» **Source records**:
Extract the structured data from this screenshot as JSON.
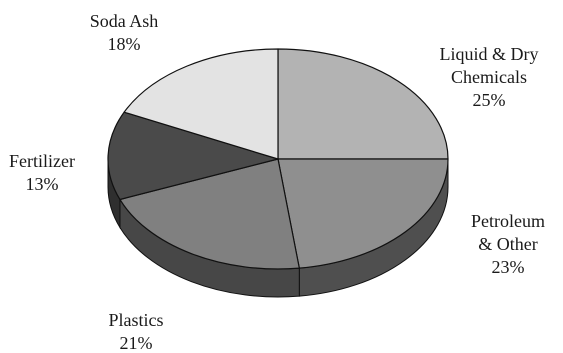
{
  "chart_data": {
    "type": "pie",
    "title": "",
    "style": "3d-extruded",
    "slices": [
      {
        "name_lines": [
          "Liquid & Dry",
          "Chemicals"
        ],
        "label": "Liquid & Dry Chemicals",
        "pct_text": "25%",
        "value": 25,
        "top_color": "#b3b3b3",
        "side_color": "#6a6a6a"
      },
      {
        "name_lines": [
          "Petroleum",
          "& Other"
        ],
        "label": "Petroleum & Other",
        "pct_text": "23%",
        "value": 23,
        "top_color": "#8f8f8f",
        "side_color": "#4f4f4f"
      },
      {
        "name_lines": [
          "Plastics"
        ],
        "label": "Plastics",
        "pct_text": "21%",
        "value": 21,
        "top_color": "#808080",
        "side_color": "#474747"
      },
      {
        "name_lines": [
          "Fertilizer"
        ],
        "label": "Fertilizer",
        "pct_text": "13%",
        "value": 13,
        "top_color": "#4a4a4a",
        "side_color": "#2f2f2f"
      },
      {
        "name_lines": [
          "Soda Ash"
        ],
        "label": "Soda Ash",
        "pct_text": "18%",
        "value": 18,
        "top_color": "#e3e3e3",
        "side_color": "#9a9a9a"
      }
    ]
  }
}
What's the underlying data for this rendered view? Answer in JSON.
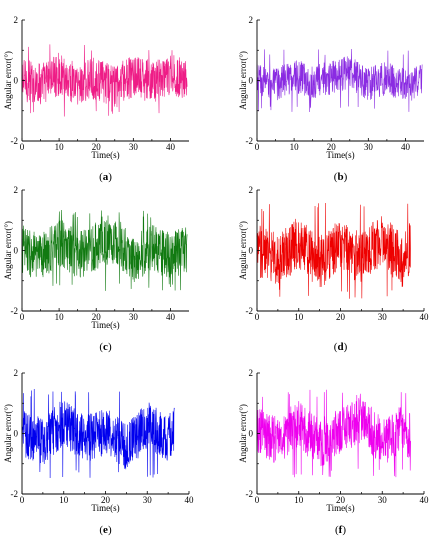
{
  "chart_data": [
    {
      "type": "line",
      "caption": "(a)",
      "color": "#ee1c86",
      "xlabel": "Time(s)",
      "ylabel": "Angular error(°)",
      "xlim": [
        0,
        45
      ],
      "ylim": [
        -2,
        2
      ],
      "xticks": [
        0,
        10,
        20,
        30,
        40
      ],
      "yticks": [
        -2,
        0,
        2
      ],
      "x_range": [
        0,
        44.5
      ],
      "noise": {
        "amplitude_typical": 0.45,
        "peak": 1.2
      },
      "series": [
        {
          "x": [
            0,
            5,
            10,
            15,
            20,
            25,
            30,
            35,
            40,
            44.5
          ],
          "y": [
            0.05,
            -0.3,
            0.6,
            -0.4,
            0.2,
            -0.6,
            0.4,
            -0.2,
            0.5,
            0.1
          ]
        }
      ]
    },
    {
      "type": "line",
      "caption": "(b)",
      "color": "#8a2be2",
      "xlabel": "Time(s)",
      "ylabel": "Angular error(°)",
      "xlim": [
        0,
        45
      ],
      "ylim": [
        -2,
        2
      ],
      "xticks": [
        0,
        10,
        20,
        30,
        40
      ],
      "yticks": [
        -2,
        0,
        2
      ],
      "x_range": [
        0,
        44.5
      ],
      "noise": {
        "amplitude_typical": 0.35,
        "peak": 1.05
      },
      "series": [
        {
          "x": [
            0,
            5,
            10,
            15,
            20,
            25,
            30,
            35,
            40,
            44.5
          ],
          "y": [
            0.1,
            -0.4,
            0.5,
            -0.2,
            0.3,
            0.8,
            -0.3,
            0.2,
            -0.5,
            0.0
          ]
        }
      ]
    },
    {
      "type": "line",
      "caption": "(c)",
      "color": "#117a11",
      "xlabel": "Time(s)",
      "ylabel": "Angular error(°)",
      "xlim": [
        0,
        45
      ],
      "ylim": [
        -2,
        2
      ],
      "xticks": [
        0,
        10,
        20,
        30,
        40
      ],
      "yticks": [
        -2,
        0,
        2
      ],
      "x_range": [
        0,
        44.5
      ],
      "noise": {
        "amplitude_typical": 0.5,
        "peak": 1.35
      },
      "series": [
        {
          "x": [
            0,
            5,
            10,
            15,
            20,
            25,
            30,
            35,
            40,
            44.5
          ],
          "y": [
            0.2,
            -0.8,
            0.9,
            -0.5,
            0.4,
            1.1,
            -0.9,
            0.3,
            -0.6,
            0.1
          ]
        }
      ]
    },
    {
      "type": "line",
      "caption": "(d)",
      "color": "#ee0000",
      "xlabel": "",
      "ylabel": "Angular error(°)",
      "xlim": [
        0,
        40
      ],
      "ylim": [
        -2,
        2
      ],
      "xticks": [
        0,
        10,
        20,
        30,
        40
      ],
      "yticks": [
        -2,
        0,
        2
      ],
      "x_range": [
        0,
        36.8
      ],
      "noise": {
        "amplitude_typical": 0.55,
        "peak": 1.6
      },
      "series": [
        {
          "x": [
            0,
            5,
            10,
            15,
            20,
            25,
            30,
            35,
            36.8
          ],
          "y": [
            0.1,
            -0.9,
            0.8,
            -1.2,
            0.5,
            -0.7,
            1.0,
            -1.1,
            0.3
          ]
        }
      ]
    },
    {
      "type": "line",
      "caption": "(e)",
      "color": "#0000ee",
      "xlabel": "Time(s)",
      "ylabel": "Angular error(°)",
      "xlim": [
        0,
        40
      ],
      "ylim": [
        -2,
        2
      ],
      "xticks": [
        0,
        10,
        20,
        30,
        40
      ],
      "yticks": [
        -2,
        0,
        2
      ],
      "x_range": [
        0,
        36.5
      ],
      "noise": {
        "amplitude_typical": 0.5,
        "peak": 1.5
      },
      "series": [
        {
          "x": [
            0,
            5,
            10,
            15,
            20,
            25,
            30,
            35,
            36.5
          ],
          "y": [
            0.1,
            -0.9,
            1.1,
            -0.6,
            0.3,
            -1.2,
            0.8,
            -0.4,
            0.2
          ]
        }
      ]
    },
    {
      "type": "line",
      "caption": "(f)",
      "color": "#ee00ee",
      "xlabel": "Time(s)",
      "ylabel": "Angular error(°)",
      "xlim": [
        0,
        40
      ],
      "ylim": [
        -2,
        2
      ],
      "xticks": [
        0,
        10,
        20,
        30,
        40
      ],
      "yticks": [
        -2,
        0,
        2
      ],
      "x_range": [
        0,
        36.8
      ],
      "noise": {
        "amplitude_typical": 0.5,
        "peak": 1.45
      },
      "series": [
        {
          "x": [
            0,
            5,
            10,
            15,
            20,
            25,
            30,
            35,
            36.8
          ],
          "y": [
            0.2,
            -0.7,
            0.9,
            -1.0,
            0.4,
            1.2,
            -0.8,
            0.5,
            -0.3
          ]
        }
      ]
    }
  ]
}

» **Exercise aim**: Each line of the material must be retyped exactly, except that images are omitted.

» **Exercise response**:
Extract the structured data from this screenshot as JSON.
{
  "chart_data": {
    "type": "pie",
    "title": "",
    "style": "3d-extruded",
    "slices": [
      {
        "name_lines": [
          "Liquid & Dry",
          "Chemicals"
        ],
        "label": "Liquid & Dry Chemicals",
        "pct_text": "25%",
        "value": 25,
        "top_color": "#b3b3b3",
        "side_color": "#6a6a6a"
      },
      {
        "name_lines": [
          "Petroleum",
          "& Other"
        ],
        "label": "Petroleum & Other",
        "pct_text": "23%",
        "value": 23,
        "top_color": "#8f8f8f",
        "side_color": "#4f4f4f"
      },
      {
        "name_lines": [
          "Plastics"
        ],
        "label": "Plastics",
        "pct_text": "21%",
        "value": 21,
        "top_color": "#808080",
        "side_color": "#474747"
      },
      {
        "name_lines": [
          "Fertilizer"
        ],
        "label": "Fertilizer",
        "pct_text": "13%",
        "value": 13,
        "top_color": "#4a4a4a",
        "side_color": "#2f2f2f"
      },
      {
        "name_lines": [
          "Soda Ash"
        ],
        "label": "Soda Ash",
        "pct_text": "18%",
        "value": 18,
        "top_color": "#e3e3e3",
        "side_color": "#9a9a9a"
      }
    ]
  }
}
What's the underlying data for this rendered view? Answer in JSON.
{
  "chart_data": [
    {
      "type": "line",
      "caption": "(a)",
      "color": "#ee1c86",
      "xlabel": "Time(s)",
      "ylabel": "Angular error(°)",
      "xlim": [
        0,
        45
      ],
      "ylim": [
        -2,
        2
      ],
      "xticks": [
        0,
        10,
        20,
        30,
        40
      ],
      "yticks": [
        -2,
        0,
        2
      ],
      "x_range": [
        0,
        44.5
      ],
      "noise": {
        "amplitude_typical": 0.45,
        "peak": 1.2
      },
      "series": [
        {
          "x": [
            0,
            5,
            10,
            15,
            20,
            25,
            30,
            35,
            40,
            44.5
          ],
          "y": [
            0.05,
            -0.3,
            0.6,
            -0.4,
            0.2,
            -0.6,
            0.4,
            -0.2,
            0.5,
            0.1
          ]
        }
      ]
    },
    {
      "type": "line",
      "caption": "(b)",
      "color": "#8a2be2",
      "xlabel": "Time(s)",
      "ylabel": "Angular error(°)",
      "xlim": [
        0,
        45
      ],
      "ylim": [
        -2,
        2
      ],
      "xticks": [
        0,
        10,
        20,
        30,
        40
      ],
      "yticks": [
        -2,
        0,
        2
      ],
      "x_range": [
        0,
        44.5
      ],
      "noise": {
        "amplitude_typical": 0.35,
        "peak": 1.05
      },
      "series": [
        {
          "x": [
            0,
            5,
            10,
            15,
            20,
            25,
            30,
            35,
            40,
            44.5
          ],
          "y": [
            0.1,
            -0.4,
            0.5,
            -0.2,
            0.3,
            0.8,
            -0.3,
            0.2,
            -0.5,
            0.0
          ]
        }
      ]
    },
    {
      "type": "line",
      "caption": "(c)",
      "color": "#117a11",
      "xlabel": "Time(s)",
      "ylabel": "Angular error(°)",
      "xlim": [
        0,
        45
      ],
      "ylim": [
        -2,
        2
      ],
      "xticks": [
        0,
        10,
        20,
        30,
        40
      ],
      "yticks": [
        -2,
        0,
        2
      ],
      "x_range": [
        0,
        44.5
      ],
      "noise": {
        "amplitude_typical": 0.5,
        "peak": 1.35
      },
      "series": [
        {
          "x": [
            0,
            5,
            10,
            15,
            20,
            25,
            30,
            35,
            40,
            44.5
          ],
          "y": [
            0.2,
            -0.8,
            0.9,
            -0.5,
            0.4,
            1.1,
            -0.9,
            0.3,
            -0.6,
            0.1
          ]
        }
      ]
    },
    {
      "type": "line",
      "caption": "(d)",
      "color": "#ee0000",
      "xlabel": "",
      "ylabel": "Angular error(°)",
      "xlim": [
        0,
        40
      ],
      "ylim": [
        -2,
        2
      ],
      "xticks": [
        0,
        10,
        20,
        30,
        40
      ],
      "yticks": [
        -2,
        0,
        2
      ],
      "x_range": [
        0,
        36.8
      ],
      "noise": {
        "amplitude_typical": 0.55,
        "peak": 1.6
      },
      "series": [
        {
          "x": [
            0,
            5,
            10,
            15,
            20,
            25,
            30,
            35,
            36.8
          ],
          "y": [
            0.1,
            -0.9,
            0.8,
            -1.2,
            0.5,
            -0.7,
            1.0,
            -1.1,
            0.3
          ]
        }
      ]
    },
    {
      "type": "line",
      "caption": "(e)",
      "color": "#0000ee",
      "xlabel": "Time(s)",
      "ylabel": "Angular error(°)",
      "xlim": [
        0,
        40
      ],
      "ylim": [
        -2,
        2
      ],
      "xticks": [
        0,
        10,
        20,
        30,
        40
      ],
      "yticks": [
        -2,
        0,
        2
      ],
      "x_range": [
        0,
        36.5
      ],
      "noise": {
        "amplitude_typical": 0.5,
        "peak": 1.5
      },
      "series": [
        {
          "x": [
            0,
            5,
            10,
            15,
            20,
            25,
            30,
            35,
            36.5
          ],
          "y": [
            0.1,
            -0.9,
            1.1,
            -0.6,
            0.3,
            -1.2,
            0.8,
            -0.4,
            0.2
          ]
        }
      ]
    },
    {
      "type": "line",
      "caption": "(f)",
      "color": "#ee00ee",
      "xlabel": "Time(s)",
      "ylabel": "Angular error(°)",
      "xlim": [
        0,
        40
      ],
      "ylim": [
        -2,
        2
      ],
      "xticks": [
        0,
        10,
        20,
        30,
        40
      ],
      "yticks": [
        -2,
        0,
        2
      ],
      "x_range": [
        0,
        36.8
      ],
      "noise": {
        "amplitude_typical": 0.5,
        "peak": 1.45
      },
      "series": [
        {
          "x": [
            0,
            5,
            10,
            15,
            20,
            25,
            30,
            35,
            36.8
          ],
          "y": [
            0.2,
            -0.7,
            0.9,
            -1.0,
            0.4,
            1.2,
            -0.8,
            0.5,
            -0.3
          ]
        }
      ]
    }
  ]
}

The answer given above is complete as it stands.